(Vibiznews – Economy & Business) Ancaman mantan Presiden Amerika Serikat, Donald J. Trump, untuk mengenakan tarif impor sebesar 50% terhadap seluruh produk asal Uni Eropa (UE) yang awalnya berlaku mulai 1 Juni dan diundur menjadi tanggal 9 Juli, kembali membuka babak baru ketegangan perdagangan lintas Atlantik. Dalam permainan diplomasi dagang berisiko tinggi ini, pertanyaannya kini adalah: apakah dunia akan menyaksikan lahirnya kesepakatan atau justru ledakan baru dalam perang dagang global?
Strategi Dua Arah Uni Eropa: Kompromi atau Eskalasi
Dalam upaya meredam ketegangan, Uni Eropa telah menunda tindakan pembalasan hingga 14 Juli serta menawarkan proposal perdagangan bernilai €50 miliar. Paket tersebut mencakup pembelian gas alam cair (LNG) dan kedelai dari Amerika Serikat sebagai langkah konkret untuk mengurangi defisit neraca dagang bilateral. Selain itu, Uni Eropa mengusulkan penghapusan tarif impor secara timbal balik untuk mobil dan barang industri.
Tidak berhenti di sana, Brussel juga menawarkan bentuk kerja sama yang lebih strategis. Proposal mencakup kolaborasi dalam pengembangan energi, kecerdasan buatan, infrastruktur digital, serta komitmen terhadap isu-isu global seperti hak tenaga kerja internasional, standar lingkungan, dan keamanan ekonomi. Namun, di tengah berbagai penawaran tersebut, belum jelas apa sebenarnya yang menjadi tuntutan spesifik dari pihak AS agar kesepakatan dapat benar-benar dicapai.
Pemerintahan Trump dikenal karena kebijakan yang bisa berubah dalam waktu singkat. Hal ini memperumit proses negosiasi dan memperbesar risiko kebuntuan.
Siapa yang Lebih Diuntungkan?
Meski tarif rata-rata antara kedua belah pihak relatif seimbang, perbedaan sektorial menjadi sumber ketegangan. Sebagai contoh, Uni Eropa menerapkan tarif sebesar 10% untuk mobil penumpang dari AS, sementara Amerika hanya mengenakan tarif sebesar 2,5% untuk mobil dari Eropa. Namun, tarif kendaraan ringan AS mencapai 25%, jauh lebih tinggi dibandingkan tarif serupa di Eropa yang berada pada level 10%.
Dari sisi neraca perdagangan barang, Uni Eropa mencatat surplus sebesar €198,2 miliar dengan Amerika Serikat pada tahun 2024. Namun, ketika sektor jasa dimasukkan ke dalam perhitungan, Amerika Serikat justru unggul. AS menikmati surplus jasa sebesar €109 miliar (data 2023), sebagian besar dari ekspor layanan teknologi informasi, lisensi kekayaan intelektual, dan jasa keuangan. Fakta ini menunjukkan hubungan dagang yang kompleks dan saling menguntungkan, namun tetap menjadi bahan perdebatan di tingkat politik.

──────

Latihan 1:
Kutip bagian artikel tentang ketegangan tarif AS–Uni Eropa tanpa mengubah satu kata pun. Mulailah pada kata "(Vibiznews – Economy" dan berhentilah setelah kata "perang dagang global?".

──────

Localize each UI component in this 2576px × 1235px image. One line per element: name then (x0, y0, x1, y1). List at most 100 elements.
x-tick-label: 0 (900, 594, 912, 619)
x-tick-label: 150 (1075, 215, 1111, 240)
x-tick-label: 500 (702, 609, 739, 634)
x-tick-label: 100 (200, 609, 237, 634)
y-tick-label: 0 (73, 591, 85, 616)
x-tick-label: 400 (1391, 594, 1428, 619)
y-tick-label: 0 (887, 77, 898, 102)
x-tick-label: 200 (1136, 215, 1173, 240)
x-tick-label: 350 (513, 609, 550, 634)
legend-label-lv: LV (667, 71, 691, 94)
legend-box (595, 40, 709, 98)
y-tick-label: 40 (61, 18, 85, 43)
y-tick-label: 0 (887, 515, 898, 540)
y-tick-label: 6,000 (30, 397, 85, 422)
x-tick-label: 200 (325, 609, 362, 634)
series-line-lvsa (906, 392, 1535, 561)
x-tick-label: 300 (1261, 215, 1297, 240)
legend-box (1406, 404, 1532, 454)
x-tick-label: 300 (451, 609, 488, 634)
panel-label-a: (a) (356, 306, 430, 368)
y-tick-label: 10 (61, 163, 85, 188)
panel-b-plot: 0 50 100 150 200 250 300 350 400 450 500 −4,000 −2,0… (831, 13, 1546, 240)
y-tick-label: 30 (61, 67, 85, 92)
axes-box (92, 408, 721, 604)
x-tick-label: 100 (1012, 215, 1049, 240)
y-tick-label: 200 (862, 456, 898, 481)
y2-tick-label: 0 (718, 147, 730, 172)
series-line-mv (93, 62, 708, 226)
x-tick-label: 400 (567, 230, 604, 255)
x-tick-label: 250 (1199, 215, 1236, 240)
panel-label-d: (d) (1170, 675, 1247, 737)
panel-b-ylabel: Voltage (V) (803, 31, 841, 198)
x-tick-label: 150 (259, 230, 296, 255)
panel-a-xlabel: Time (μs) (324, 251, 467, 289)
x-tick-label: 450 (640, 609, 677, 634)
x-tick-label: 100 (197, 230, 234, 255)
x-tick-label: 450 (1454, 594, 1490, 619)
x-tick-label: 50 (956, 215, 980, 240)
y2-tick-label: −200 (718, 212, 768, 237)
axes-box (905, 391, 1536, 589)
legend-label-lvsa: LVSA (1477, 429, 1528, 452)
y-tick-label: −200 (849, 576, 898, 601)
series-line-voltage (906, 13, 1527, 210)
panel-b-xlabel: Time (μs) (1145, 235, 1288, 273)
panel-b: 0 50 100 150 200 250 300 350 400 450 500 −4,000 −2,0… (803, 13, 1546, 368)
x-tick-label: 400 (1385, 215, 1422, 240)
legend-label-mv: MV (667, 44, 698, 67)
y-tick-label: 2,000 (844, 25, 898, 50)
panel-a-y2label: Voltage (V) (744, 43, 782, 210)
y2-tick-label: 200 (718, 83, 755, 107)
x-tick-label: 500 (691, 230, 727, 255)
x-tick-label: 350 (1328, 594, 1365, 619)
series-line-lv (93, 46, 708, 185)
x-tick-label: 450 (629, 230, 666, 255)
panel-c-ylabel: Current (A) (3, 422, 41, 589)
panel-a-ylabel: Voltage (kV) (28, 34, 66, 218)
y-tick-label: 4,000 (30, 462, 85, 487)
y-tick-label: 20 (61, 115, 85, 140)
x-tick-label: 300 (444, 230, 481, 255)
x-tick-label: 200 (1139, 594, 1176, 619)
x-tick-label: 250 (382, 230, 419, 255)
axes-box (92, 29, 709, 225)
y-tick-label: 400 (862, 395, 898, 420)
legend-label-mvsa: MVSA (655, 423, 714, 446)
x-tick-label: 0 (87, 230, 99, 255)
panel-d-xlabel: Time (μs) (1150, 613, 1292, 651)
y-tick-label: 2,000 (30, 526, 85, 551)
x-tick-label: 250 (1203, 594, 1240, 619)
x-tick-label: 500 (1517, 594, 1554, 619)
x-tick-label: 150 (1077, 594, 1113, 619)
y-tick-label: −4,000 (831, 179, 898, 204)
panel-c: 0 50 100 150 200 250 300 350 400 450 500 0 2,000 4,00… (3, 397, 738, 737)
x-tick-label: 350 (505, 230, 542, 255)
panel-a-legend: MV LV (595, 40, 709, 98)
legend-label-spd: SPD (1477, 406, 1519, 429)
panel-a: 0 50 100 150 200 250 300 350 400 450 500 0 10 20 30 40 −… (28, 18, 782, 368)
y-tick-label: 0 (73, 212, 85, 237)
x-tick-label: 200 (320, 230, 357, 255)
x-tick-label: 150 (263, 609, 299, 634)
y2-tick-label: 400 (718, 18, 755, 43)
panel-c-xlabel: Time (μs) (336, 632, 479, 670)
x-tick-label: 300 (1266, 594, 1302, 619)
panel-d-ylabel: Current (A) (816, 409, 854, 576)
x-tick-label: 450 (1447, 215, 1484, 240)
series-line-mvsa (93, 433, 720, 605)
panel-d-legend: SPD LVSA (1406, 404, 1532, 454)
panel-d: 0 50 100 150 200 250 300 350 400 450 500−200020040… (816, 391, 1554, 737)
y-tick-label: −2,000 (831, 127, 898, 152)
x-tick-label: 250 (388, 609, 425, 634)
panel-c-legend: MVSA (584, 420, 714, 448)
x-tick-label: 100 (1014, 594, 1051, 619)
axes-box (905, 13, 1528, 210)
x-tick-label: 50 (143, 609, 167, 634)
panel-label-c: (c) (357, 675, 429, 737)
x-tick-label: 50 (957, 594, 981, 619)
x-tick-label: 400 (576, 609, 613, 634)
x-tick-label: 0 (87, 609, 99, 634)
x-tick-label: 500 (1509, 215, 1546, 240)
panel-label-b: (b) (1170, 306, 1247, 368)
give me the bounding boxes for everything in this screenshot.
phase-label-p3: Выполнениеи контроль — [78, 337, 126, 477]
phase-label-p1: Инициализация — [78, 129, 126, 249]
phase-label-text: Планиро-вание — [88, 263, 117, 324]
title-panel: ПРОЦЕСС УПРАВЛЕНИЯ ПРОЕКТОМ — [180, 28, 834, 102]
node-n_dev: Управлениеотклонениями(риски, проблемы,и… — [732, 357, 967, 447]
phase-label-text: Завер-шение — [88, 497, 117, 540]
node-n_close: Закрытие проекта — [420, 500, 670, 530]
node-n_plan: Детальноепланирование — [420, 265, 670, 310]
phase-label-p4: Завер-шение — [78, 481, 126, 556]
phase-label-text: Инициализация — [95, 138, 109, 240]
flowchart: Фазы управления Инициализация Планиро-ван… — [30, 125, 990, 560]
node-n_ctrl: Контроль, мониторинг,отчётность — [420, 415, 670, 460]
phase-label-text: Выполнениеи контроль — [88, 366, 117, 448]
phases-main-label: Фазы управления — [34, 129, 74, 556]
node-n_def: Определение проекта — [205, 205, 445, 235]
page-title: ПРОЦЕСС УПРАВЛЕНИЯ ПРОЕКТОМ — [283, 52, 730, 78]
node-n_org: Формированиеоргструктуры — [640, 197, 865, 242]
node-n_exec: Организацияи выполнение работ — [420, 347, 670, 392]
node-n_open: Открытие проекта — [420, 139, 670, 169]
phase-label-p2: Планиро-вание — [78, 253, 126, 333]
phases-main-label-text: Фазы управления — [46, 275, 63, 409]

──────

Latihan 2:
Masukkan baris-baris catatan di atas ke dalam tabel Markdown berkolom "No." dan "Baris", tanpa baris kosong. Ambil hanya baris dari awal catatan hingga baris yang memuat "x-tick-label: 300 (451, 609, 488, 634)", kedua ujungnya ikut.

Penyelesaian Lengkap 1:
(Vibiznews – Economy & Business) Ancaman mantan Presiden Amerika Serikat, Donald J. Trump, untuk mengenakan tarif impor sebesar 50% terhadap seluruh produk asal Uni Eropa (UE) yang awalnya berlaku mulai 1 Juni dan diundur menjadi tanggal 9 Juli, kembali membuka babak baru ketegangan perdagangan lintas Atlantik. Dalam permainan diplomasi dagang berisiko tinggi ini, pertanyaannya kini adalah: apakah dunia akan menyaksikan lahirnya kesepakatan atau justru ledakan baru dalam perang dagang global?

Penyelesaian Lengkap 2:
| No. | Baris |
|---|---|
| 1 | Localize each UI component in this 2576px × 1235px image. One line per element: name then (x0, y0, x1, y1). List at most 100 elements. |
| 2 | x-tick-label: 0 (900, 594, 912, 619) |
| 3 | x-tick-label: 150 (1075, 215, 1111, 240) |
| 4 | x-tick-label: 500 (702, 609, 739, 634) |
| 5 | x-tick-label: 100 (200, 609, 237, 634) |
| 6 | y-tick-label: 0 (73, 591, 85, 616) |
| 7 | x-tick-label: 400 (1391, 594, 1428, 619) |
| 8 | y-tick-label: 0 (887, 77, 898, 102) |
| 9 | x-tick-label: 200 (1136, 215, 1173, 240) |
| 10 | x-tick-label: 350 (513, 609, 550, 634) |
| 11 | legend-label-lv: LV (667, 71, 691, 94) |
| 12 | legend-box (595, 40, 709, 98) |
| 13 | y-tick-label: 40 (61, 18, 85, 43) |
| 14 | y-tick-label: 0 (887, 515, 898, 540) |
| 15 | y-tick-label: 6,000 (30, 397, 85, 422) |
| 16 | x-tick-label: 200 (325, 609, 362, 634) |
| 17 | series-line-lvsa (906, 392, 1535, 561) |
| 18 | x-tick-label: 300 (1261, 215, 1297, 240) |
| 19 | legend-box (1406, 404, 1532, 454) |
| 20 | x-tick-label: 300 (451, 609, 488, 634) |